▸ **SHORT EXERCISE**: Repeat each line exactly, leaving nothing out.

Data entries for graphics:
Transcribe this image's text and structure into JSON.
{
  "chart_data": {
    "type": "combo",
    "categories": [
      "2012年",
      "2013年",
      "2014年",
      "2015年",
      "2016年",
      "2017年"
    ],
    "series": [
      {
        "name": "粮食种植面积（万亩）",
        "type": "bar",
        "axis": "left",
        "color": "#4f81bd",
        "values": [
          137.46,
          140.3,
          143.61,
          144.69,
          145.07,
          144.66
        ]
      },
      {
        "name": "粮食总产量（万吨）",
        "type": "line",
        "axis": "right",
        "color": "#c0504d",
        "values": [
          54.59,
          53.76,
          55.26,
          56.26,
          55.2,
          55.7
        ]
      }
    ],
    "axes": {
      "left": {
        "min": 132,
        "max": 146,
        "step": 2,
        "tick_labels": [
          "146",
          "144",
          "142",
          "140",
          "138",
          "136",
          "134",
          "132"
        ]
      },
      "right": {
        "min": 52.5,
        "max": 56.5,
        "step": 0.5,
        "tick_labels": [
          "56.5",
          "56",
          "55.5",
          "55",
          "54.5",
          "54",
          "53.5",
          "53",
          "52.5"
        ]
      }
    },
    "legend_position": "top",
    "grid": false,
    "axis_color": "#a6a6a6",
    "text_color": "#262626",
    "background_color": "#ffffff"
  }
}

▸ **CORRECT RESULT**:
Transcribe this image's text and structure into JSON.
{
  "chart_data": {
    "type": "combo",
    "categories": [
      "2012年",
      "2013年",
      "2014年",
      "2015年",
      "2016年",
      "2017年"
    ],
    "series": [
      {
        "name": "粮食种植面积（万亩）",
        "type": "bar",
        "axis": "left",
        "color": "#4f81bd",
        "values": [
          137.46,
          140.3,
          143.61,
          144.69,
          145.07,
          144.66
        ]
      },
      {
        "name": "粮食总产量（万吨）",
        "type": "line",
        "axis": "right",
        "color": "#c0504d",
        "values": [
          54.59,
          53.76,
          55.26,
          56.26,
          55.2,
          55.7
        ]
      }
    ],
    "axes": {
      "left": {
        "min": 132,
        "max": 146,
        "step": 2,
        "tick_labels": [
          "146",
          "144",
          "142",
          "140",
          "138",
          "136",
          "134",
          "132"
        ]
      },
      "right": {
        "min": 52.5,
        "max": 56.5,
        "step": 0.5,
        "tick_labels": [
          "56.5",
          "56",
          "55.5",
          "55",
          "54.5",
          "54",
          "53.5",
          "53",
          "52.5"
        ]
      }
    },
    "legend_position": "top",
    "grid": false,
    "axis_color": "#a6a6a6",
    "text_color": "#262626",
    "background_color": "#ffffff"
  }
}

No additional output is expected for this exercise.